WORK TO COMPLETE: Reproduce each of the entries below line for line, leaving out the pictures.

RECORD EXTRACTS:
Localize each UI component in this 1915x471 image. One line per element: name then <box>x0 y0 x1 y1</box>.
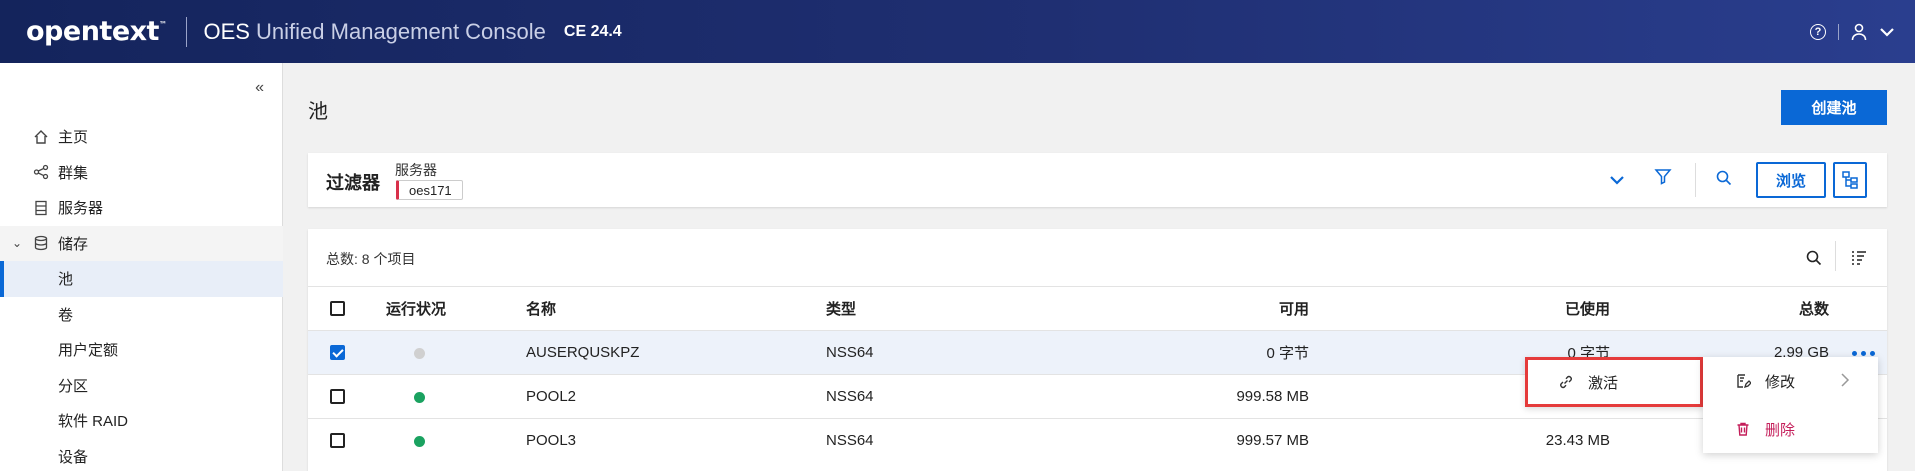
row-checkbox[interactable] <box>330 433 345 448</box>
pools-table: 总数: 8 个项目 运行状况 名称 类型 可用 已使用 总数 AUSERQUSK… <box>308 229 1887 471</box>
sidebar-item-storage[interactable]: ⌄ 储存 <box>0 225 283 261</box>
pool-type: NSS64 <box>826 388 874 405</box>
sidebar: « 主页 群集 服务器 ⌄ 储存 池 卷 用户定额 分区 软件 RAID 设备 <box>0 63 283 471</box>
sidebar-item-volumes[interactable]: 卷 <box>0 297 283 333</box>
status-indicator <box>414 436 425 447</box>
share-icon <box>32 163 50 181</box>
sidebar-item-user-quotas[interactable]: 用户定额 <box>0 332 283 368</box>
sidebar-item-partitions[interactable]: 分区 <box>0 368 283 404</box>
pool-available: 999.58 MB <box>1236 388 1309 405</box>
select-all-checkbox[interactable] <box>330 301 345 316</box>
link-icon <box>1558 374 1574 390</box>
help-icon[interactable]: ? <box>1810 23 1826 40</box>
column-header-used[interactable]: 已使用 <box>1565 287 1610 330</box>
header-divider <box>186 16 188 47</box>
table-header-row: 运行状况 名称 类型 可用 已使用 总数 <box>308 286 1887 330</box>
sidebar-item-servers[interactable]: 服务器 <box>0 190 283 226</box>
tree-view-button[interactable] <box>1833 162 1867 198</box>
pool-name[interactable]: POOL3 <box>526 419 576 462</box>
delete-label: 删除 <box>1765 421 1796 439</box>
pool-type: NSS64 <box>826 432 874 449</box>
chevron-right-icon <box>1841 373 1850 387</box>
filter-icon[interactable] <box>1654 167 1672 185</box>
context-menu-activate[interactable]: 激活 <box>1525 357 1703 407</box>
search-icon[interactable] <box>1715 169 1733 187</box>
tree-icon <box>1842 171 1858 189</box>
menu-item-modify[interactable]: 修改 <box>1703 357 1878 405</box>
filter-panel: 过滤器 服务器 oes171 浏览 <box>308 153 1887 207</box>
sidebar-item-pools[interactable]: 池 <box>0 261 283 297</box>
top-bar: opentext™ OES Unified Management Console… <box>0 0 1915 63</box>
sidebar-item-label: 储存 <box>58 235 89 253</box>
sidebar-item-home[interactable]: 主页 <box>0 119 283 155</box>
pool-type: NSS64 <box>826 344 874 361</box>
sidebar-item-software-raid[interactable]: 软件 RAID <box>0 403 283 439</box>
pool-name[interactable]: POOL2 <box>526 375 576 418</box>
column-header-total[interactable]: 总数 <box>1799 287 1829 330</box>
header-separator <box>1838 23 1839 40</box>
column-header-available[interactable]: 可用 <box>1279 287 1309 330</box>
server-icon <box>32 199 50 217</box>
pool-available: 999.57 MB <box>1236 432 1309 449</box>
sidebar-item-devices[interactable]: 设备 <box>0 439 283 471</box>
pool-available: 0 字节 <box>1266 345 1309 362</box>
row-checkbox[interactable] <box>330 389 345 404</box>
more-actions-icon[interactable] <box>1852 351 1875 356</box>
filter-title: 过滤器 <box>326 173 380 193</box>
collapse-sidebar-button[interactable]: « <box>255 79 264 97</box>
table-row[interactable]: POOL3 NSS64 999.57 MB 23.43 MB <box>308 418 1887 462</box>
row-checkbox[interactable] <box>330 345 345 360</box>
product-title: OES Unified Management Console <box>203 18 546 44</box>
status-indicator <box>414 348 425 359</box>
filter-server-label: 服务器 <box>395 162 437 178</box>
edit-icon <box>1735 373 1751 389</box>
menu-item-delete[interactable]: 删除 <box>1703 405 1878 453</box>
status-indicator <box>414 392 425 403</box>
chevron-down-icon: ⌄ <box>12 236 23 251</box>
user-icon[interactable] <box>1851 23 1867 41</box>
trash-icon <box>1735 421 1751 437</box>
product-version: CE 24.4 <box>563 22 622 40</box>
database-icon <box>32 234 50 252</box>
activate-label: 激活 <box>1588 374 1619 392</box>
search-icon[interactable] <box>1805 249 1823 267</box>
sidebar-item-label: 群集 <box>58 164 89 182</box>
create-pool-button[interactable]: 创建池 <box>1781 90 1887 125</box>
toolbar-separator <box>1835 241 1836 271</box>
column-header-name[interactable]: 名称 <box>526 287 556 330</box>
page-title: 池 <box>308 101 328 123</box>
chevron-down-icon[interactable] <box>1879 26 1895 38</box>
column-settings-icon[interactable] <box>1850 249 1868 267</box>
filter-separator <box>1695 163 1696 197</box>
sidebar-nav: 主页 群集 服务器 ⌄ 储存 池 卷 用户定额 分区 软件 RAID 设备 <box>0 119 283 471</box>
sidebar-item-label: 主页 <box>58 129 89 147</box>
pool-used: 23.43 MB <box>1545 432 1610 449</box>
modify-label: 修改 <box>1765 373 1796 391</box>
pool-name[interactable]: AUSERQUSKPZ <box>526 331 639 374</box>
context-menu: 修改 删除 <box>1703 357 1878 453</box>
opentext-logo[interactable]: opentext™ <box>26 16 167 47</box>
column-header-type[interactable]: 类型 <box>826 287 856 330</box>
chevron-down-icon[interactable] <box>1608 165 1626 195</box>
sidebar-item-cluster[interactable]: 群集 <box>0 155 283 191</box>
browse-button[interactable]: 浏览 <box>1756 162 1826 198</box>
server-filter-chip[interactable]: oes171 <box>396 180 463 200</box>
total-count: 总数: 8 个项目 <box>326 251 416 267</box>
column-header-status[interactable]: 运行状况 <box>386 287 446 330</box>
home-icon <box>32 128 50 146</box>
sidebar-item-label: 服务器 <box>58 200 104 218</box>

TASK SOLUTION:
Localize each UI component in this 1915x471 image. One line per element: name then <box>x0 y0 x1 y1</box>.
row-checkbox[interactable] <box>330 433 345 448</box>
pools-table: 总数: 8 个项目 运行状况 名称 类型 可用 已使用 总数 AUSERQUSK… <box>308 229 1887 471</box>
sidebar-item-storage[interactable]: ⌄ 储存 <box>0 225 283 261</box>
pool-type: NSS64 <box>826 388 874 405</box>
sidebar: « 主页 群集 服务器 ⌄ 储存 池 卷 用户定额 分区 软件 RAID 设备 <box>0 63 283 471</box>
sidebar-item-volumes[interactable]: 卷 <box>0 297 283 333</box>
status-indicator <box>414 436 425 447</box>
share-icon <box>32 163 50 181</box>
sidebar-item-user-quotas[interactable]: 用户定额 <box>0 332 283 368</box>
sidebar-item-partitions[interactable]: 分区 <box>0 368 283 404</box>
pool-available: 999.58 MB <box>1236 388 1309 405</box>
select-all-checkbox[interactable] <box>330 301 345 316</box>
link-icon <box>1558 374 1574 390</box>
help-icon[interactable]: ? <box>1810 23 1826 40</box>
column-header-used[interactable]: 已使用 <box>1565 287 1610 330</box>
header-divider <box>186 16 188 47</box>
table-header-row: 运行状况 名称 类型 可用 已使用 总数 <box>308 286 1887 330</box>
sidebar-item-servers[interactable]: 服务器 <box>0 190 283 226</box>
tree-view-button[interactable] <box>1833 162 1867 198</box>
pool-name[interactable]: POOL3 <box>526 419 576 462</box>
delete-label: 删除 <box>1765 421 1796 439</box>
pool-type: NSS64 <box>826 432 874 449</box>
chevron-right-icon <box>1841 373 1850 387</box>
filter-icon[interactable] <box>1654 167 1672 185</box>
context-menu-activate[interactable]: 激活 <box>1525 357 1703 407</box>
search-icon[interactable] <box>1715 169 1733 187</box>
tree-icon <box>1842 171 1858 189</box>
menu-item-modify[interactable]: 修改 <box>1703 357 1878 405</box>
filter-panel: 过滤器 服务器 oes171 浏览 <box>308 153 1887 207</box>
sidebar-item-pools[interactable]: 池 <box>0 261 283 297</box>
top-bar: opentext™ OES Unified Management Console… <box>0 0 1915 63</box>
sidebar-item-label: 储存 <box>58 235 89 253</box>
sidebar-item-home[interactable]: 主页 <box>0 119 283 155</box>
pool-type: NSS64 <box>826 344 874 361</box>
sidebar-item-software-raid[interactable]: 软件 RAID <box>0 403 283 439</box>
pool-name[interactable]: POOL2 <box>526 375 576 418</box>
column-header-total[interactable]: 总数 <box>1799 287 1829 330</box>
header-separator <box>1838 23 1839 40</box>
column-header-available[interactable]: 可用 <box>1279 287 1309 330</box>
server-icon <box>32 199 50 217</box>
pool-available: 999.57 MB <box>1236 432 1309 449</box>
sidebar-item-devices[interactable]: 设备 <box>0 439 283 471</box>
pool-available: 0 字节 <box>1266 345 1309 362</box>
row-checkbox[interactable] <box>330 389 345 404</box>
more-actions-icon[interactable] <box>1852 351 1875 356</box>
filter-title: 过滤器 <box>326 173 380 193</box>
collapse-sidebar-button[interactable]: « <box>255 79 264 97</box>
table-row[interactable]: POOL3 NSS64 999.57 MB 23.43 MB <box>308 418 1887 462</box>
row-checkbox[interactable] <box>330 345 345 360</box>
product-title: OES Unified Management Console <box>203 18 546 44</box>
status-indicator <box>414 348 425 359</box>
filter-server-label: 服务器 <box>395 162 437 178</box>
edit-icon <box>1735 373 1751 389</box>
menu-item-delete[interactable]: 删除 <box>1703 405 1878 453</box>
status-indicator <box>414 392 425 403</box>
chevron-down-icon: ⌄ <box>12 236 23 251</box>
user-icon[interactable] <box>1851 23 1867 41</box>
trash-icon <box>1735 421 1751 437</box>
product-version: CE 24.4 <box>563 22 622 40</box>
database-icon <box>32 234 50 252</box>
activate-label: 激活 <box>1588 374 1619 392</box>
search-icon[interactable] <box>1805 249 1823 267</box>
sidebar-item-label: 群集 <box>58 164 89 182</box>
create-pool-button[interactable]: 创建池 <box>1781 90 1887 125</box>
toolbar-separator <box>1835 241 1836 271</box>
column-header-name[interactable]: 名称 <box>526 287 556 330</box>
page-title: 池 <box>308 101 328 123</box>
chevron-down-icon[interactable] <box>1879 26 1895 38</box>
column-settings-icon[interactable] <box>1850 249 1868 267</box>
filter-separator <box>1695 163 1696 197</box>
sidebar-nav: 主页 群集 服务器 ⌄ 储存 池 卷 用户定额 分区 软件 RAID 设备 <box>0 119 283 471</box>
sidebar-item-label: 主页 <box>58 129 89 147</box>
pool-used: 23.43 MB <box>1545 432 1610 449</box>
modify-label: 修改 <box>1765 373 1796 391</box>
pool-name[interactable]: AUSERQUSKPZ <box>526 331 639 374</box>
context-menu: 修改 删除 <box>1703 357 1878 453</box>
opentext-logo[interactable]: opentext™ <box>26 16 167 47</box>
column-header-type[interactable]: 类型 <box>826 287 856 330</box>
chevron-down-icon[interactable] <box>1608 165 1626 195</box>
sidebar-item-cluster[interactable]: 群集 <box>0 155 283 191</box>
browse-button[interactable]: 浏览 <box>1756 162 1826 198</box>
server-filter-chip[interactable]: oes171 <box>396 180 463 200</box>
total-count: 总数: 8 个项目 <box>326 251 416 267</box>
column-header-status[interactable]: 运行状况 <box>386 287 446 330</box>
home-icon <box>32 128 50 146</box>
sidebar-item-label: 服务器 <box>58 200 104 218</box>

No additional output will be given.